Directive -
Find the lines with "Finder" in them and copy them out.

Entries provided -
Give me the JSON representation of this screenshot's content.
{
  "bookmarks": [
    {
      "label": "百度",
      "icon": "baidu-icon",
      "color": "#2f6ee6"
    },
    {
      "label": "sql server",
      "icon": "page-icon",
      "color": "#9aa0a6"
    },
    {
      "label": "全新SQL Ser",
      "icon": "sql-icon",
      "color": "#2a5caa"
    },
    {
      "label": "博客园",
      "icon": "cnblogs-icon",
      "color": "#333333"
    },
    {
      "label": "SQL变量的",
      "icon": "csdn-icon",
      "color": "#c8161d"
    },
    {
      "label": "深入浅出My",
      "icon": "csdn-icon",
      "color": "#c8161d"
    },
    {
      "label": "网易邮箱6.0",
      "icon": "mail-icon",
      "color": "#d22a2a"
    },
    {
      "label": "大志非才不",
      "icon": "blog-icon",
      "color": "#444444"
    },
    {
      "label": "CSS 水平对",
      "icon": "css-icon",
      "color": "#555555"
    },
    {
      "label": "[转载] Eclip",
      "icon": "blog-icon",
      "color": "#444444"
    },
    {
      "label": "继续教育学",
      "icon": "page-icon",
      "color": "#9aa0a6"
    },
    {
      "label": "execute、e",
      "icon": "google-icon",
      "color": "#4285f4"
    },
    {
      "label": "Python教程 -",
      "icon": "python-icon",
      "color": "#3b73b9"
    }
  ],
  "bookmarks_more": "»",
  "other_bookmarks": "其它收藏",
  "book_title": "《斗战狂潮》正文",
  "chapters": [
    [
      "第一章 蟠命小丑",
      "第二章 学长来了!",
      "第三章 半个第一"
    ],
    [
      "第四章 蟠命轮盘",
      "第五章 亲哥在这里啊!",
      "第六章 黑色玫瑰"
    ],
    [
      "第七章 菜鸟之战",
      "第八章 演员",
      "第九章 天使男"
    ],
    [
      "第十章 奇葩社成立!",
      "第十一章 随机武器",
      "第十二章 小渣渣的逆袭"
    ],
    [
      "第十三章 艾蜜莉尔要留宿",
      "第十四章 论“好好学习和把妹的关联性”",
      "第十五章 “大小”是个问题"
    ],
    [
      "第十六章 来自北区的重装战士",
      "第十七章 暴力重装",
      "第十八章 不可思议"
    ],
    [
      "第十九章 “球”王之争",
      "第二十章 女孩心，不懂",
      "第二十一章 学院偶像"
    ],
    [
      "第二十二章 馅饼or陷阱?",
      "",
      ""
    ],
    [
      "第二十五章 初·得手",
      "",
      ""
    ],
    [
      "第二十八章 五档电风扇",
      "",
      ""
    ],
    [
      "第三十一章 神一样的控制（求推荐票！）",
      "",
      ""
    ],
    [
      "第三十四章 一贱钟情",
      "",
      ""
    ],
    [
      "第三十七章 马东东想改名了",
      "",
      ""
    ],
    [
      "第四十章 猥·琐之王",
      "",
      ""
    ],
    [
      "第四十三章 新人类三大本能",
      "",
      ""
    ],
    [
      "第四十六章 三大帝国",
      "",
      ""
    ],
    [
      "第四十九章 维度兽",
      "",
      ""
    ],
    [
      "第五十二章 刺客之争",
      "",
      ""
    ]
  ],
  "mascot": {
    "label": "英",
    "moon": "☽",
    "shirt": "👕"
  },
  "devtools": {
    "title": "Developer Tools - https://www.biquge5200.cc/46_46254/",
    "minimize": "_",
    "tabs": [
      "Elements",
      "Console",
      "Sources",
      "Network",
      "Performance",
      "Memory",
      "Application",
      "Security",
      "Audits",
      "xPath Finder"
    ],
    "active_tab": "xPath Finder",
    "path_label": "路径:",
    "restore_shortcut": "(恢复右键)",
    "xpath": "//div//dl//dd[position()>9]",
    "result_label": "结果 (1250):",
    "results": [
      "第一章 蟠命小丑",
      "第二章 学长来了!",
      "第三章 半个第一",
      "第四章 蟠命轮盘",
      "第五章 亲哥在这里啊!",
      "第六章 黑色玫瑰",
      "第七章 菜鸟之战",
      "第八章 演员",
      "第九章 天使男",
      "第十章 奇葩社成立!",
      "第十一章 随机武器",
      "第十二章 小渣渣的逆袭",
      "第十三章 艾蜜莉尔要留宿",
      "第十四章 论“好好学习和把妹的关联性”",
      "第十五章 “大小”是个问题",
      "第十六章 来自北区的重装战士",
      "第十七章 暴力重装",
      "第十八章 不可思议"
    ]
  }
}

Output for this task -
      "xPath Finder"
    "active_tab": "xPath Finder",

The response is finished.